Begin RECORD LIST

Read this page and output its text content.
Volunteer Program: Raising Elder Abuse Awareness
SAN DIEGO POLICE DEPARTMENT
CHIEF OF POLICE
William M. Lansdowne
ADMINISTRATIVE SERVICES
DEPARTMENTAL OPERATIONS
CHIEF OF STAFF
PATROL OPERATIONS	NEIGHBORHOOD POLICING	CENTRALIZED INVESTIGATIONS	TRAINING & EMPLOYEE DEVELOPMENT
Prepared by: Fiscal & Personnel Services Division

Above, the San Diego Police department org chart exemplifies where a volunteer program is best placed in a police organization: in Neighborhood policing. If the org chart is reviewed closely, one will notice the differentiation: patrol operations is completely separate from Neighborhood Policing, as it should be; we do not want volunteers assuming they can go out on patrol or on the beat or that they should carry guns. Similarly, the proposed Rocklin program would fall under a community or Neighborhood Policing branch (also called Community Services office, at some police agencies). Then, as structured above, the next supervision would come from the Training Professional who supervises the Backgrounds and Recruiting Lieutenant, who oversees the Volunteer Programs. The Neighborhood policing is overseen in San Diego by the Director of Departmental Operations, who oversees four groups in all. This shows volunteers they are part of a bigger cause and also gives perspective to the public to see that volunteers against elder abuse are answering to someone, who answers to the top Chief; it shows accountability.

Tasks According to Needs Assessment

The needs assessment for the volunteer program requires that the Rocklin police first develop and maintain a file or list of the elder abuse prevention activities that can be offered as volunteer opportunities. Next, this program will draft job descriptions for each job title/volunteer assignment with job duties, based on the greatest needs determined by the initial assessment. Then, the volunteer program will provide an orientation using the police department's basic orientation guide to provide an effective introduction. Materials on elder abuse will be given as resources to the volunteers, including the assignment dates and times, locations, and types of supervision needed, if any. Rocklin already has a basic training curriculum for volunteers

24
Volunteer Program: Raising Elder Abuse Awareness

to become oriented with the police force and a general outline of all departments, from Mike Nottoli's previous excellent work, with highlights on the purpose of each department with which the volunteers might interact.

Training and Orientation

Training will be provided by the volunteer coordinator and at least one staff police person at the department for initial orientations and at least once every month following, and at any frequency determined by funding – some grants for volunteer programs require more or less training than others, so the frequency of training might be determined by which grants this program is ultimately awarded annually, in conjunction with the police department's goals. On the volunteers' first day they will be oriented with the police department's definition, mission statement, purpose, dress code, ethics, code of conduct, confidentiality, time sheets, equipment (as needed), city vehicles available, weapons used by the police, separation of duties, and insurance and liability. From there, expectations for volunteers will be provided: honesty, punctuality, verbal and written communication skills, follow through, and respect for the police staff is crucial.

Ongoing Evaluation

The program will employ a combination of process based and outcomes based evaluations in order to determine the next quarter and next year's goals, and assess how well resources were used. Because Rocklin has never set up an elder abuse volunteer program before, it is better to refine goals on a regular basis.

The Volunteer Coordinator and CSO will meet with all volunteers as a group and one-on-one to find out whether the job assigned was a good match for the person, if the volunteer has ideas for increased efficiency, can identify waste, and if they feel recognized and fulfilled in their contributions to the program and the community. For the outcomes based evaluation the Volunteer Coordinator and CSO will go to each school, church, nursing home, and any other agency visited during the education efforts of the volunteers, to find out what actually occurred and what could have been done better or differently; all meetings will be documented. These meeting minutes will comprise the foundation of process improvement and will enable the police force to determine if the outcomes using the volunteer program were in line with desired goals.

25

End RECORD LIST

* GIVEN PROBLEM
Reproduce the data, keeping every line exactly the same.

* FINAL ANSWER
Read this page and output its text content.
Volunteer Program: Raising Elder Abuse Awareness
SAN DIEGO POLICE DEPARTMENT
CHIEF OF POLICE
William M. Lansdowne
ADMINISTRATIVE SERVICES
DEPARTMENTAL OPERATIONS
CHIEF OF STAFF
PATROL OPERATIONS	NEIGHBORHOOD POLICING	CENTRALIZED INVESTIGATIONS	TRAINING & EMPLOYEE DEVELOPMENT
Prepared by: Fiscal & Personnel Services Division

Above, the San Diego Police department org chart exemplifies where a volunteer program is best placed in a police organization: in Neighborhood policing. If the org chart is reviewed closely, one will notice the differentiation: patrol operations is completely separate from Neighborhood Policing, as it should be; we do not want volunteers assuming they can go out on patrol or on the beat or that they should carry guns. Similarly, the proposed Rocklin program would fall under a community or Neighborhood Policing branch (also called Community Services office, at some police agencies). Then, as structured above, the next supervision would come from the Training Professional who supervises the Backgrounds and Recruiting Lieutenant, who oversees the Volunteer Programs. The Neighborhood policing is overseen in San Diego by the Director of Departmental Operations, who oversees four groups in all. This shows volunteers they are part of a bigger cause and also gives perspective to the public to see that volunteers against elder abuse are answering to someone, who answers to the top Chief; it shows accountability.

Tasks According to Needs Assessment

The needs assessment for the volunteer program requires that the Rocklin police first develop and maintain a file or list of the elder abuse prevention activities that can be offered as volunteer opportunities. Next, this program will draft job descriptions for each job title/volunteer assignment with job duties, based on the greatest needs determined by the initial assessment. Then, the volunteer program will provide an orientation using the police department's basic orientation guide to provide an effective introduction. Materials on elder abuse will be given as resources to the volunteers, including the assignment dates and times, locations, and types of supervision needed, if any. Rocklin already has a basic training curriculum for volunteers

24
Volunteer Program: Raising Elder Abuse Awareness

to become oriented with the police force and a general outline of all departments, from Mike Nottoli's previous excellent work, with highlights on the purpose of each department with which the volunteers might interact.

Training and Orientation

Training will be provided by the volunteer coordinator and at least one staff police person at the department for initial orientations and at least once every month following, and at any frequency determined by funding – some grants for volunteer programs require more or less training than others, so the frequency of training might be determined by which grants this program is ultimately awarded annually, in conjunction with the police department's goals. On the volunteers' first day they will be oriented with the police department's definition, mission statement, purpose, dress code, ethics, code of conduct, confidentiality, time sheets, equipment (as needed), city vehicles available, weapons used by the police, separation of duties, and insurance and liability. From there, expectations for volunteers will be provided: honesty, punctuality, verbal and written communication skills, follow through, and respect for the police staff is crucial.

Ongoing Evaluation

The program will employ a combination of process based and outcomes based evaluations in order to determine the next quarter and next year's goals, and assess how well resources were used. Because Rocklin has never set up an elder abuse volunteer program before, it is better to refine goals on a regular basis.

The Volunteer Coordinator and CSO will meet with all volunteers as a group and one-on-one to find out whether the job assigned was a good match for the person, if the volunteer has ideas for increased efficiency, can identify waste, and if they feel recognized and fulfilled in their contributions to the program and the community. For the outcomes based evaluation the Volunteer Coordinator and CSO will go to each school, church, nursing home, and any other agency visited during the education efforts of the volunteers, to find out what actually occurred and what could have been done better or differently; all meetings will be documented. These meeting minutes will comprise the foundation of process improvement and will enable the police force to determine if the outcomes using the volunteer program were in line with desired goals.

25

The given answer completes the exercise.